* begin Reading text *

I wondered about that. "Shouldn't there be a Cc to that mailing list 
that always refuses my reply?"


> I certainly hope that internationalized mail to conventional mail will
> be a corner case,
> but I'm not sure my personal crystal ball is clear enough for me to be
> certain that will be so.

My path to enlightenment was:

Assume that you have EAI and I not. Then your first mail would have been 
the last in this thread. At that point I have two options: Accept not 
replying (in which case the message count stays at one) or upgrade my 
client (which is bothering me to do so anyway, as chance will have it).

How many times will I accept not being able to reply before I either 
shout at you (on the phone) to stop being so $#@$!#@$ internationalized 
or upgrade my own client? Few enough, I guess, that it remains an odd case.

(I'm told this how Microsoft makes people upgrade to new versions of Word.)

> I am not sure*any*  downgrade doc belongs on the standards track, if that helps
> clarify my review.  I think losing security characteristics of the
> sent message in order
> to accomplish post-transformation delivery is a trade-off that raises
> general concerns,
> especially where a signature is present.

Yeah. You could say that's why it was do easy for John to goad me into 
writing this document. I feel that the transition period (when most 
users have only conventional clients but some users send some 
internationalized mail) is bad and ugly and should be abbreviated at 
almost any cost, and therefore implementers should get to work 
implementing EAI proper rather than downgrade.

Maybe -simpledowngrade should mention how wondrously easy it is for an 
IMAP client to learn to read internationalized email? (Sending may be a 
little tricky, but reading really is simple.)

>>> >>  This may eliminate MIME parameters (see section 2.2); it may also
>>> >>  eliminate any header field not explicitly treated (the subject field
>>> >>  and those listed in 2.1).  This, combined with the possible invalidity
>>> >>  of signatures for signed body parts, can significantly reduce the
>>> >>  amount of data available to the user for making a determination of
>>> >>  whether or not a message is legitimate.
>> >
>> >
>> >  You seem to be describing a user who knows much about internationalized
>> >  mail, who corresponds using internationalized mail, but who has no software
>> >  that supports it. Yes, it's hard on that user;)
>> >
> I think I am describing a conventional user more than an internationalized email
> user.  If you have an expectation that an email message should contain
> certain things
> (or your user agent checks for validity by looking for specific
> things), this won't even present
> you nonsense in some places you are expecting sense.  It simply cuts
> the data.  How can
> the user or her delegated software assess that?

* end Reading text *

**Objective**
Write what comes next in the mailing-list reply about downgrading internationalized email, picking up after its final line. The entries that follow are not needed for anything here.

* begin Dataset *

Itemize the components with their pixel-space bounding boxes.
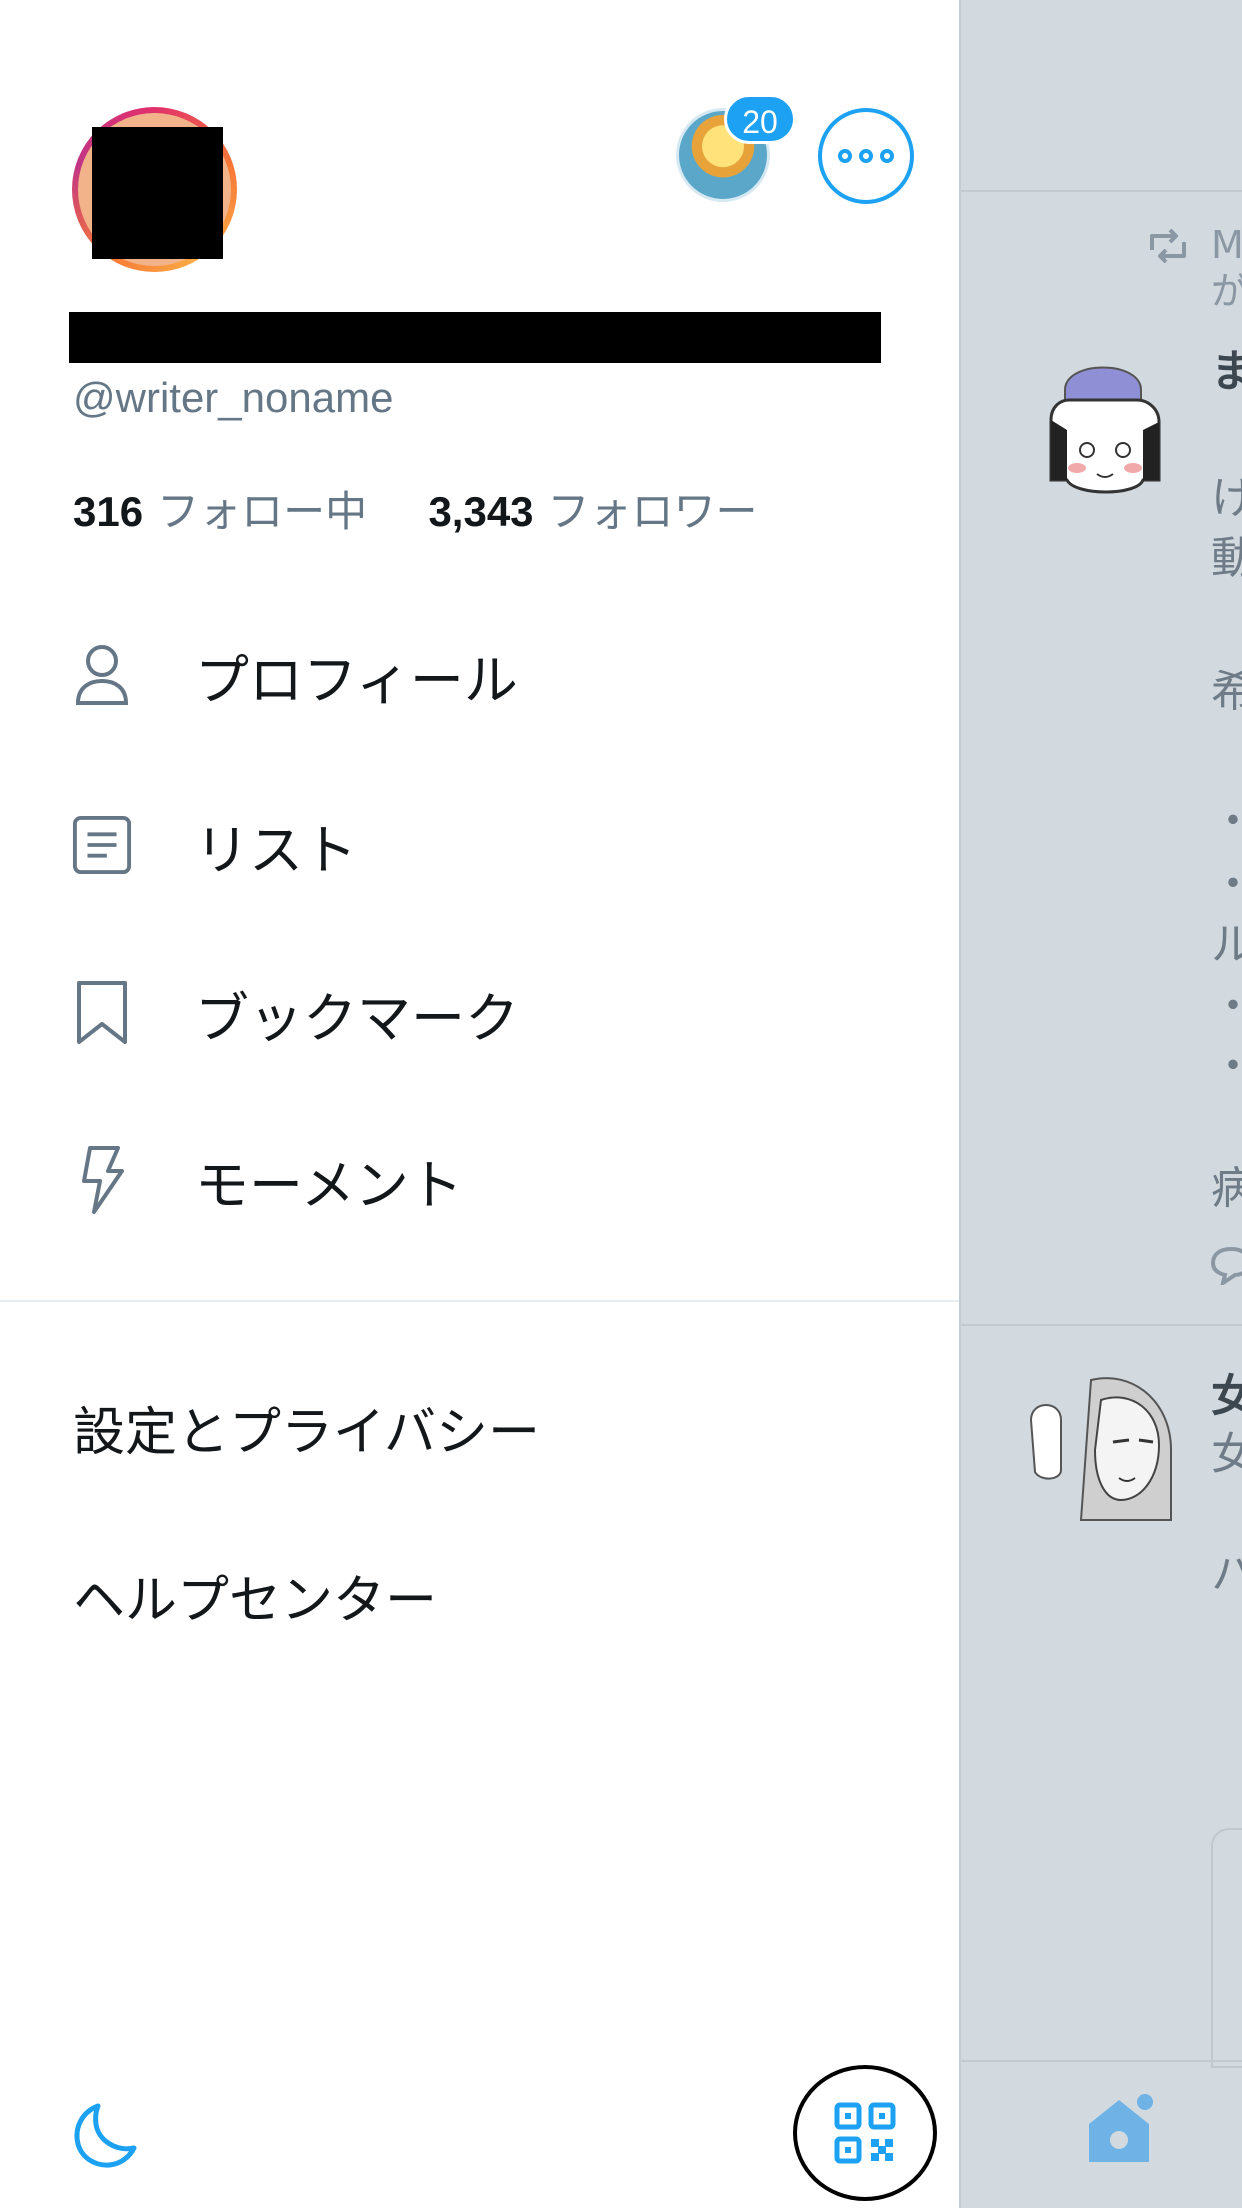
menu-divider (0, 1300, 959, 1302)
moon-icon[interactable] (68, 2100, 140, 2172)
reply-icon[interactable] (1210, 1245, 1242, 1289)
side-drawer: 20 @writer_noname 316 フォロー中 3,343 フォロワー プロ… (0, 0, 959, 2208)
redaction-block (92, 127, 223, 259)
bookmark-icon (72, 978, 132, 1048)
tweet-text-line: ・ (1211, 848, 1242, 912)
retweet-context-line: が (1211, 268, 1242, 314)
help-center-link[interactable]: ヘルプセンター (73, 1558, 437, 1633)
qr-code-icon (834, 2102, 896, 2164)
timeline-overlay[interactable]: M が ま け 動 希 ・ ・ ル ・ ・ 病 (959, 0, 1242, 2208)
menu-item-label: プロフィール (195, 648, 518, 712)
more-accounts-button[interactable] (818, 108, 914, 204)
following-label: フォロー中 (157, 488, 368, 535)
follow-stats: 316 フォロー中 3,343 フォロワー (73, 478, 758, 539)
dot-icon (880, 149, 894, 163)
home-icon[interactable] (1081, 2090, 1161, 2170)
tweet-author: 女 (1211, 1360, 1242, 1424)
header-divider (961, 190, 1242, 192)
menu-item-lists[interactable]: リスト (0, 780, 959, 910)
dot-icon (859, 149, 873, 163)
tweet-text-line: ル (1211, 908, 1242, 972)
followers-link[interactable]: 3,343 フォロワー (428, 488, 757, 535)
followers-count: 3,343 (428, 488, 534, 535)
menu-item-label: リスト (195, 818, 357, 882)
lightning-icon (72, 1145, 132, 1215)
tweet-text-line: ・ (1211, 785, 1242, 849)
tweet-text-line: ハ (1211, 1538, 1242, 1602)
tweet-text-line: け (1211, 462, 1242, 526)
tweet-text-line: 希 (1211, 655, 1242, 719)
tweet-author: ま (1211, 335, 1242, 399)
tabbar-divider (961, 2060, 1242, 2062)
settings-privacy-link[interactable]: 設定とプライバシー (73, 1390, 540, 1465)
tweet-text-line: 女 (1211, 1418, 1242, 1482)
qr-code-button[interactable] (793, 2065, 937, 2201)
retweet-icon (1146, 228, 1190, 274)
notification-count-badge: 20 (724, 94, 796, 144)
person-icon (72, 640, 132, 710)
tweet-text-line: ・ (1211, 970, 1242, 1034)
menu-item-label: モーメント (195, 1153, 463, 1217)
tweet-avatar[interactable] (1041, 350, 1171, 500)
tweet-media-card[interactable] (1211, 1828, 1242, 2068)
list-icon (72, 810, 132, 880)
tweet-text-line: 病 (1211, 1152, 1242, 1216)
tweet-avatar[interactable] (1021, 1360, 1186, 1525)
menu-item-label: ブックマーク (195, 986, 519, 1050)
retweet-context-line: M (1211, 223, 1242, 267)
tweet-text-line: 動 (1211, 522, 1242, 586)
menu-item-bookmarks[interactable]: ブックマーク (0, 948, 959, 1078)
following-count: 316 (73, 488, 144, 535)
retweet-context: M が (1211, 222, 1242, 314)
user-handle: @writer_noname (73, 374, 394, 421)
dot-icon (838, 149, 852, 163)
tweet-text-line: ・ (1211, 1030, 1242, 1094)
followers-label: フォロワー (547, 488, 758, 535)
menu-item-profile[interactable]: プロフィール (0, 610, 959, 740)
following-link[interactable]: 316 フォロー中 (73, 488, 367, 535)
tweet-divider (961, 1324, 1242, 1326)
redaction-block (69, 312, 881, 363)
menu-item-moments[interactable]: モーメント (0, 1115, 959, 1245)
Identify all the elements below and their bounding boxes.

* end Dataset *

**Output for this task**
How can you assess the validity of an email message which uses new 
syntax? Syntax you don't understand?

For an IMAP client willing to learn the new syntax, the answer is easy. 
Send one ENABLE command (in IMAP) and learn to accept UTF-8 in all the 
places where you only accepted ASCII until now. For someone not willing 
to learn the new syntax, I don't think the question can have any very 
good answer.

>>> >>  Crafting a message that
>>> >>  appeared to have already gone through this encoding also seems
>>> >>  relatively easy, making it possible for a sender to provide a message
>>> >>  that does not have the normal complement of data for assessment by a
>>> >>  user.
>> >
>> >
>> >  The assessment data is generally ASCII now, why would that change?
>> >
> If I craft a message without any of the headers that this allows me to
> excise and with
> .invalid-ed in From and Re-sent From, how can the user or the user
> agent distinguish
> that from the action of the server here?

Why is that task worth supporting?

I can think of an easy way to support it within simpledowngrade (a new 
FETCH item). But issuing the ENABLE command and doing the analysis based 
on the pristine message is just as easy.

>>> >>  The document does not describe how it relates to the other two options
>>> >>  the working group has discussed for downgrade.  I believe it should do
>>> >>  so in order to provide context for the choices made here.  A review of
>>> >>  the mailing list shows this message:
>>> >>  http://www.ietf.org/mail-archive/web/ima/current/msg04539.html   as
>>> >>  kicking off the core rationale and relationship.   Some form of this
>>> >>  should be included in the document, possibly along with the "no
>>> >>  downgrade" option.
>> >
>> >
>> >  I haven't added anything like this, because I'm not sure which document
>> >  should contain it.
>> >
>> >  I'll happily supply text.
>> >
> Thanks.  A pointer to text in another document would be equally valid.

My gut feeling is that we'll end up with an overview document of some 
sort which links to both downgrade documents, and that that document is 
the right place. But I confess I haven't tried to work out what that 
means in concrete terms.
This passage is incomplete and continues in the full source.